● Given exercise:
Report only how many lines hold the word "合伙企业法".

● Task inputs:

START

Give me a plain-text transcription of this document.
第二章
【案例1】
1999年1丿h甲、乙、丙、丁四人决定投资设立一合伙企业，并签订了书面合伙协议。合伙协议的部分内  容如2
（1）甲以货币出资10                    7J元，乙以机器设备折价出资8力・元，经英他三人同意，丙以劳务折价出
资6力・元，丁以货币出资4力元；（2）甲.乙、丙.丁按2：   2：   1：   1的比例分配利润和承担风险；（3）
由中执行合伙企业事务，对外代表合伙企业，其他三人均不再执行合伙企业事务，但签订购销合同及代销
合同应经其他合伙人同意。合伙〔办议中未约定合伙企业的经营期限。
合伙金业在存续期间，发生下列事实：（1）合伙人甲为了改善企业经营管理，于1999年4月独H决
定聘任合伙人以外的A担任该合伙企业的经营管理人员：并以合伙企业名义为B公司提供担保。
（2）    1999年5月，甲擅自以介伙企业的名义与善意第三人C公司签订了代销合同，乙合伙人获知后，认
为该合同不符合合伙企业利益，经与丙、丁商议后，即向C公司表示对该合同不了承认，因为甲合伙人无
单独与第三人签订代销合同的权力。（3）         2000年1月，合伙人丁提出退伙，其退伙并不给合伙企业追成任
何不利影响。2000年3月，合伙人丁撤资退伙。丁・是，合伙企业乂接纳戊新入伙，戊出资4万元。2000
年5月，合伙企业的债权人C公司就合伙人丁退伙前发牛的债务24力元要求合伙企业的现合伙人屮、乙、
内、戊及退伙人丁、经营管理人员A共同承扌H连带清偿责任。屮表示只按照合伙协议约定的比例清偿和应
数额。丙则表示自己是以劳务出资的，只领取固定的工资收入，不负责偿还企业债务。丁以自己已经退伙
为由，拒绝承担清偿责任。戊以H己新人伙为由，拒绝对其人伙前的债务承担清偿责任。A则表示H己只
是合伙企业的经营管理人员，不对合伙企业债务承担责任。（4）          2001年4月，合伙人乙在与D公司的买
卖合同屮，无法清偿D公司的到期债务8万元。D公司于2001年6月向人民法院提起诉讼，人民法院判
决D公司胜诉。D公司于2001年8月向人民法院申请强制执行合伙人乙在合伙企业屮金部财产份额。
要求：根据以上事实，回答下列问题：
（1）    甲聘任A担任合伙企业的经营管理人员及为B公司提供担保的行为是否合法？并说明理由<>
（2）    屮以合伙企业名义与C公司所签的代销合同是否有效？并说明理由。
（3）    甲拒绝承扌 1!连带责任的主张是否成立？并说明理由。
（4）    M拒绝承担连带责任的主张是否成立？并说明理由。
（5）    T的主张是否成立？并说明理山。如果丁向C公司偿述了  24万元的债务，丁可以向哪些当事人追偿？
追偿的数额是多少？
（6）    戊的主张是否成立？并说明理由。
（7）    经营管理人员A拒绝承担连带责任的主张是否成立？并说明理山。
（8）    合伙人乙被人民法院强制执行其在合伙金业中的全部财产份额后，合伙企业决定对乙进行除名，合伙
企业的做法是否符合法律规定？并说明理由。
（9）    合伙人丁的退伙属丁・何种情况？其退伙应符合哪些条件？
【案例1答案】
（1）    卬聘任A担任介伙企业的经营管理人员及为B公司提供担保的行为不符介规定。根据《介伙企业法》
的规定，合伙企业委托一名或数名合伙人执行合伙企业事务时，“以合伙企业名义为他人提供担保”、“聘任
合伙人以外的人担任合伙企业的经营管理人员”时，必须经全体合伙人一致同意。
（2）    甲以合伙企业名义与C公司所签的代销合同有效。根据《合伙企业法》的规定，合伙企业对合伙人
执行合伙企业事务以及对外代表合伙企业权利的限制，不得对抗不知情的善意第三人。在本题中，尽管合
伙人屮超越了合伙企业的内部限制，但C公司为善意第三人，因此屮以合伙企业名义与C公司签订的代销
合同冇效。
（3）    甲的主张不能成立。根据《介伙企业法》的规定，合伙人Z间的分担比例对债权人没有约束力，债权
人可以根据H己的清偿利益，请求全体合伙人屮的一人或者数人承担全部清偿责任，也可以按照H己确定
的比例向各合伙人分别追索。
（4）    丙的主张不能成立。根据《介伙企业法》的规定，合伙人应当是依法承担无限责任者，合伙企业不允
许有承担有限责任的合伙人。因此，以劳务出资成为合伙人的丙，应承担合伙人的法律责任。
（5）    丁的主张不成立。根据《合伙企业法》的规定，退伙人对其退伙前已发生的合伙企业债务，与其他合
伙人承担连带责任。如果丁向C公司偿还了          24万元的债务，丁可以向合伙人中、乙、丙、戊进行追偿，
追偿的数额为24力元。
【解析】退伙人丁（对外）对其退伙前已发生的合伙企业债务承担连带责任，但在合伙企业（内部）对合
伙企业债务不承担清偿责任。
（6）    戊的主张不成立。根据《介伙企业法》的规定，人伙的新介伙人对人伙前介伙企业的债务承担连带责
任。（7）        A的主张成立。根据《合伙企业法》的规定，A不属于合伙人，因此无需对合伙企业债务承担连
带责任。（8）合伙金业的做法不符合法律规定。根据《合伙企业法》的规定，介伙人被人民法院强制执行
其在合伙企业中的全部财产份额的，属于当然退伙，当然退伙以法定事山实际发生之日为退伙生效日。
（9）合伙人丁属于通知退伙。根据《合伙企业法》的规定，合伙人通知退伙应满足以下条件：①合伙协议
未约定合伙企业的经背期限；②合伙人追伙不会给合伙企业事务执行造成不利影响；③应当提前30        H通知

END

● Solution:
5